- [STATED EXERCISE] Extract all of the entries and give them again, word for word.

Collected data entries:
_____
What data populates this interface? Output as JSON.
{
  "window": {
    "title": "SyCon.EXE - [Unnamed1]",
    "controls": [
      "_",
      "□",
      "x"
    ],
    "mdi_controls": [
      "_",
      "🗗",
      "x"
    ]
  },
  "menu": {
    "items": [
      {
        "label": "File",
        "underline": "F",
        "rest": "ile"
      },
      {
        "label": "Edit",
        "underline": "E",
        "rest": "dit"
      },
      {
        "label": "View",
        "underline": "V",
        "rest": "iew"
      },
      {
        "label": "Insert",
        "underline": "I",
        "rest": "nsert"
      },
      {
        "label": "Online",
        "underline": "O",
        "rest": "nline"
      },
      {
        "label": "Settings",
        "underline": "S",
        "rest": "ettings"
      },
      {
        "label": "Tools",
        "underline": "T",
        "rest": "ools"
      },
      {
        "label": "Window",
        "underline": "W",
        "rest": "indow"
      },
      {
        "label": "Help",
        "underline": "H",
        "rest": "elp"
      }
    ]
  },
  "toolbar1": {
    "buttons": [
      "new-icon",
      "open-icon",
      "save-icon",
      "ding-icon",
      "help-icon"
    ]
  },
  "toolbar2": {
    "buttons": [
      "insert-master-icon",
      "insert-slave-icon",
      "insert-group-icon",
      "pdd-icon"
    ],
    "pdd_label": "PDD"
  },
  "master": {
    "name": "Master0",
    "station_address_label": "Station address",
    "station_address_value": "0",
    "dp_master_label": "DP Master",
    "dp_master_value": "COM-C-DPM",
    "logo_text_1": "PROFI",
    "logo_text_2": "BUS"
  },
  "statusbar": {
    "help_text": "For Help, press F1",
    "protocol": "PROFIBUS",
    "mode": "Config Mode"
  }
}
_____
- [ANSWER TO THIS EXERCISE]
What data populates this interface? Output as JSON.
{
  "window": {
    "title": "SyCon.EXE - [Unnamed1]",
    "controls": [
      "_",
      "□",
      "x"
    ],
    "mdi_controls": [
      "_",
      "🗗",
      "x"
    ]
  },
  "menu": {
    "items": [
      {
        "label": "File",
        "underline": "F",
        "rest": "ile"
      },
      {
        "label": "Edit",
        "underline": "E",
        "rest": "dit"
      },
      {
        "label": "View",
        "underline": "V",
        "rest": "iew"
      },
      {
        "label": "Insert",
        "underline": "I",
        "rest": "nsert"
      },
      {
        "label": "Online",
        "underline": "O",
        "rest": "nline"
      },
      {
        "label": "Settings",
        "underline": "S",
        "rest": "ettings"
      },
      {
        "label": "Tools",
        "underline": "T",
        "rest": "ools"
      },
      {
        "label": "Window",
        "underline": "W",
        "rest": "indow"
      },
      {
        "label": "Help",
        "underline": "H",
        "rest": "elp"
      }
    ]
  },
  "toolbar1": {
    "buttons": [
      "new-icon",
      "open-icon",
      "save-icon",
      "ding-icon",
      "help-icon"
    ]
  },
  "toolbar2": {
    "buttons": [
      "insert-master-icon",
      "insert-slave-icon",
      "insert-group-icon",
      "pdd-icon"
    ],
    "pdd_label": "PDD"
  },
  "master": {
    "name": "Master0",
    "station_address_label": "Station address",
    "station_address_value": "0",
    "dp_master_label": "DP Master",
    "dp_master_value": "COM-C-DPM",
    "logo_text_1": "PROFI",
    "logo_text_2": "BUS"
  },
  "statusbar": {
    "help_text": "For Help, press F1",
    "protocol": "PROFIBUS",
    "mode": "Config Mode"
  }
}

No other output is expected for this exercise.